START EXTRACTED INFORMATION

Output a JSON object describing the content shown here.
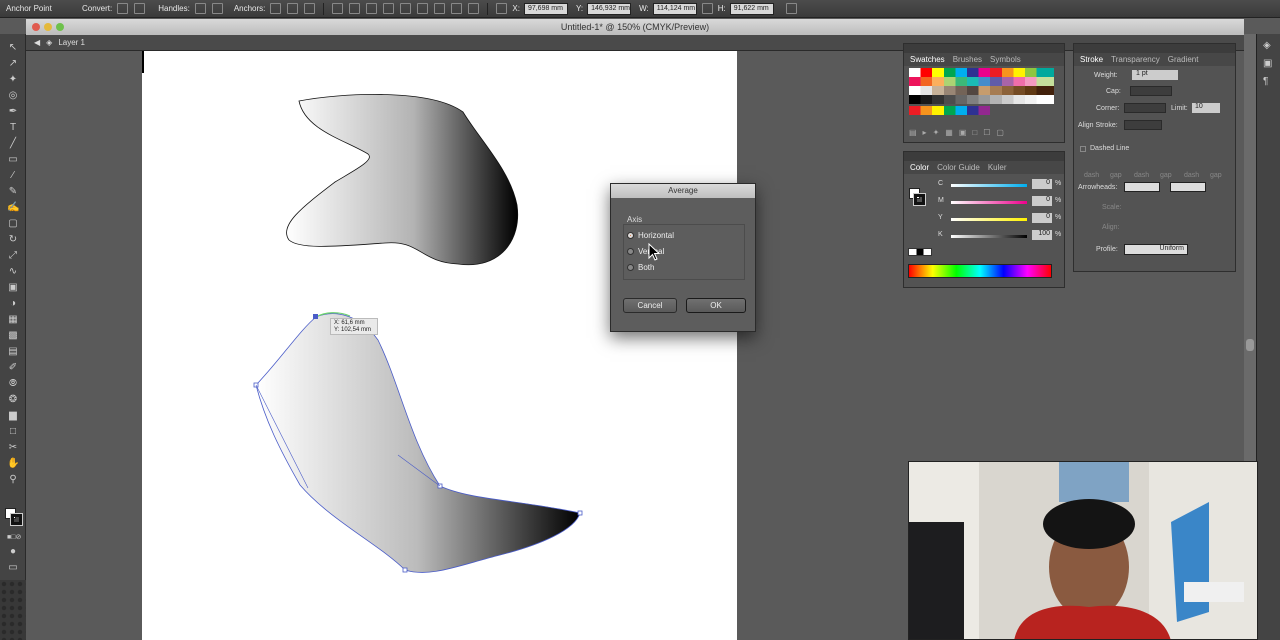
{
  "control_bar": {
    "tool_name": "Anchor Point",
    "convert_label": "Convert:",
    "handles_label": "Handles:",
    "anchors_label": "Anchors:",
    "x_label": "X:",
    "x_value": "97,698 mm",
    "y_label": "Y:",
    "y_value": "146,932 mm",
    "w_label": "W:",
    "w_value": "114,124 mm",
    "h_label": "H:",
    "h_value": "91,622 mm"
  },
  "document": {
    "title": "Untitled-1* @ 150% (CMYK/Preview)",
    "layer_name": "Layer 1"
  },
  "tooltip": {
    "x_readout": "X: 61,6 mm",
    "y_readout": "Y: 102,54 mm"
  },
  "swatches_panel": {
    "tabs": [
      "Swatches",
      "Brushes",
      "Symbols"
    ]
  },
  "color_panel": {
    "tabs": [
      "Color",
      "Color Guide",
      "Kuler"
    ],
    "channels": [
      {
        "label": "C",
        "value": "0",
        "unit": "%"
      },
      {
        "label": "M",
        "value": "0",
        "unit": "%"
      },
      {
        "label": "Y",
        "value": "0",
        "unit": "%"
      },
      {
        "label": "K",
        "value": "100",
        "unit": "%"
      }
    ]
  },
  "stroke_panel": {
    "tabs": [
      "Stroke",
      "Transparency",
      "Gradient"
    ],
    "weight_label": "Weight:",
    "weight_value": "1 pt",
    "cap_label": "Cap:",
    "corner_label": "Corner:",
    "limit_label": "Limit:",
    "limit_value": "10",
    "align_label": "Align Stroke:",
    "dashed_label": "Dashed Line",
    "dash_labels": [
      "dash",
      "gap",
      "dash",
      "gap",
      "dash",
      "gap"
    ],
    "arrowheads_label": "Arrowheads:",
    "scale_label": "Scale:",
    "align2_label": "Align:",
    "profile_label": "Profile:",
    "profile_value": "Uniform"
  },
  "dialog": {
    "title": "Average",
    "axis_label": "Axis",
    "options": [
      "Horizontal",
      "Vertical",
      "Both"
    ],
    "selected": "Horizontal",
    "cancel_label": "Cancel",
    "ok_label": "OK"
  },
  "colors": {
    "accent": "#e0651f",
    "selection": "#4a5cc8"
  }
}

END EXTRACTED INFORMATION

## WHAT THIS TASK INVOLVES
Gather from the entries above all lines that include the string "title".

## TASK RESULT
    "title": "Untitled-1* @ 150% (CMYK/Preview)",
    "title": "Average",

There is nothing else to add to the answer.